Entries shown:
════

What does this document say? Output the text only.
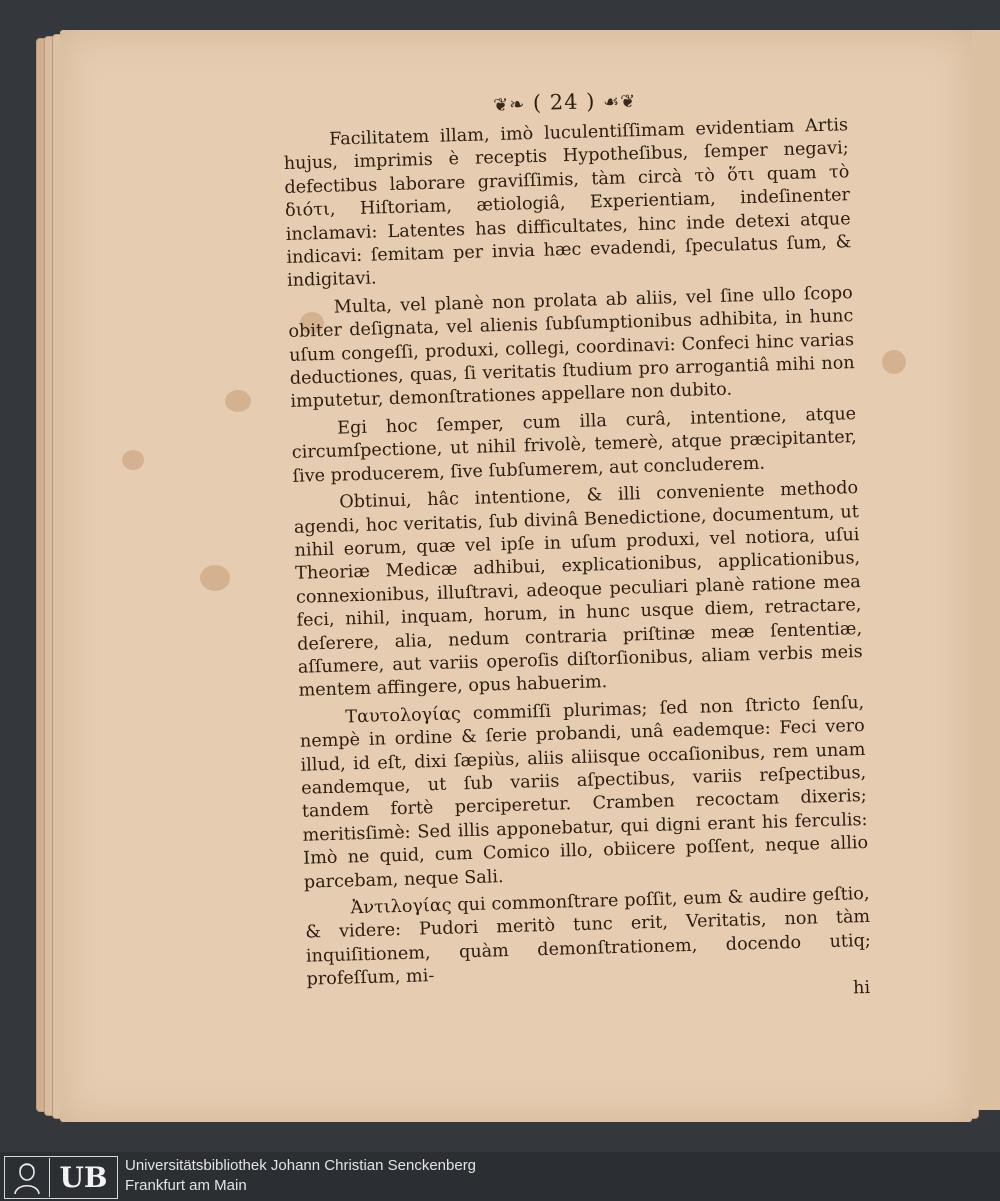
❦❧ ( 24 ) ☙❦

Facilitatem illam, imò luculentiſſimam evidentiam Artis hujus, imprimis è receptis Hypotheſibus, ſemper negavi; defectibus laborare graviſſimis, tàm circà τὸ ὅτι quam τὸ διότι, Hiſtoriam, ætiologiâ, Experientiam, indeſinenter inclamavi: Latentes has difficultates, hinc inde detexi atque indicavi: ſemitam per invia hæc evadendi, ſpeculatus ſum, & indigitavi.

Multa, vel planè non prolata ab aliis, vel ſine ullo ſcopo obiter deſignata, vel alienis ſubſumptionibus adhibita, in hunc uſum congeſſi, produxi, collegi, coordinavi: Confeci hinc varias deductiones, quas, ſi veritatis ſtudium pro arrogantiâ mihi non imputetur, demonſtrationes appellare non dubito.

Egi hoc ſemper, cum illa curâ, intentione, atque circumſpectione, ut nihil frivolè, temerè, atque præcipitanter, ſive producerem, ſive ſubſumerem, aut concluderem.

Obtinui, hâc intentione, & illi conveniente methodo agendi, hoc veritatis, ſub divinâ Benedictione, documentum, ut nihil eorum, quæ vel ipſe in uſum produxi, vel notiora, uſui Theoriæ Medicæ adhibui, explicationibus, applicationibus, connexionibus, illuſtravi, adeoque peculiari planè ratione mea feci, nihil, inquam, horum, in hunc usque diem, retractare, deſerere, alia, nedum contraria priſtinæ meæ ſententiæ, aſſumere, aut variis operoſis diſtorſionibus, aliam verbis meis mentem affingere, opus habuerim.

Ταυτολογίας commiſſi plurimas; ſed non ſtricto ſenſu, nempè in ordine & ſerie probandi, unâ eademque: Feci vero illud, id eſt, dixi ſæpiùs, aliis aliisque occaſionibus, rem unam eandemque, ut ſub variis aſpectibus, variis reſpectibus, tandem fortè perciperetur. Cramben recoctam dixeris; meritisſimè: Sed illis apponebatur, qui digni erant his ferculis: Imò ne quid, cum Comico illo, obiicere poſſent, neque allio parcebam, neque Sali.

Ἀντιλογίας qui commonſtrare poſſit, eum & audire geſtio, & videre: Pudori meritò tunc erit, Veritatis, non tàm inquiſitionem, quàm demonſtrationem, docendo utiq; profeſſum, mi-	hi
UB	Universitätsbibliothek Johann Christian Senckenberg
Frankfurt am Main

════

Exercise instructions: Extract every line of the data exactly; pictures stay out.

Answer in full:
What does this document say? Output the text only.
❦❧ ( 24 ) ☙❦

Facilitatem illam, imò luculentiſſimam evidentiam Artis hujus, imprimis è receptis Hypotheſibus, ſemper negavi; defectibus laborare graviſſimis, tàm circà τὸ ὅτι quam τὸ διότι, Hiſtoriam, ætiologiâ, Experientiam, indeſinenter inclamavi: Latentes has difficultates, hinc inde detexi atque indicavi: ſemitam per invia hæc evadendi, ſpeculatus ſum, & indigitavi.

Multa, vel planè non prolata ab aliis, vel ſine ullo ſcopo obiter deſignata, vel alienis ſubſumptionibus adhibita, in hunc uſum congeſſi, produxi, collegi, coordinavi: Confeci hinc varias deductiones, quas, ſi veritatis ſtudium pro arrogantiâ mihi non imputetur, demonſtrationes appellare non dubito.

Egi hoc ſemper, cum illa curâ, intentione, atque circumſpectione, ut nihil frivolè, temerè, atque præcipitanter, ſive producerem, ſive ſubſumerem, aut concluderem.

Obtinui, hâc intentione, & illi conveniente methodo agendi, hoc veritatis, ſub divinâ Benedictione, documentum, ut nihil eorum, quæ vel ipſe in uſum produxi, vel notiora, uſui Theoriæ Medicæ adhibui, explicationibus, applicationibus, connexionibus, illuſtravi, adeoque peculiari planè ratione mea feci, nihil, inquam, horum, in hunc usque diem, retractare, deſerere, alia, nedum contraria priſtinæ meæ ſententiæ, aſſumere, aut variis operoſis diſtorſionibus, aliam verbis meis mentem affingere, opus habuerim.

Ταυτολογίας commiſſi plurimas; ſed non ſtricto ſenſu, nempè in ordine & ſerie probandi, unâ eademque: Feci vero illud, id eſt, dixi ſæpiùs, aliis aliisque occaſionibus, rem unam eandemque, ut ſub variis aſpectibus, variis reſpectibus, tandem fortè perciperetur. Cramben recoctam dixeris; meritisſimè: Sed illis apponebatur, qui digni erant his ferculis: Imò ne quid, cum Comico illo, obiicere poſſent, neque allio parcebam, neque Sali.

Ἀντιλογίας qui commonſtrare poſſit, eum & audire geſtio, & videre: Pudori meritò tunc erit, Veritatis, non tàm inquiſitionem, quàm demonſtrationem, docendo utiq; profeſſum, mi-	hi
UB	Universitätsbibliothek Johann Christian Senckenberg
Frankfurt am Main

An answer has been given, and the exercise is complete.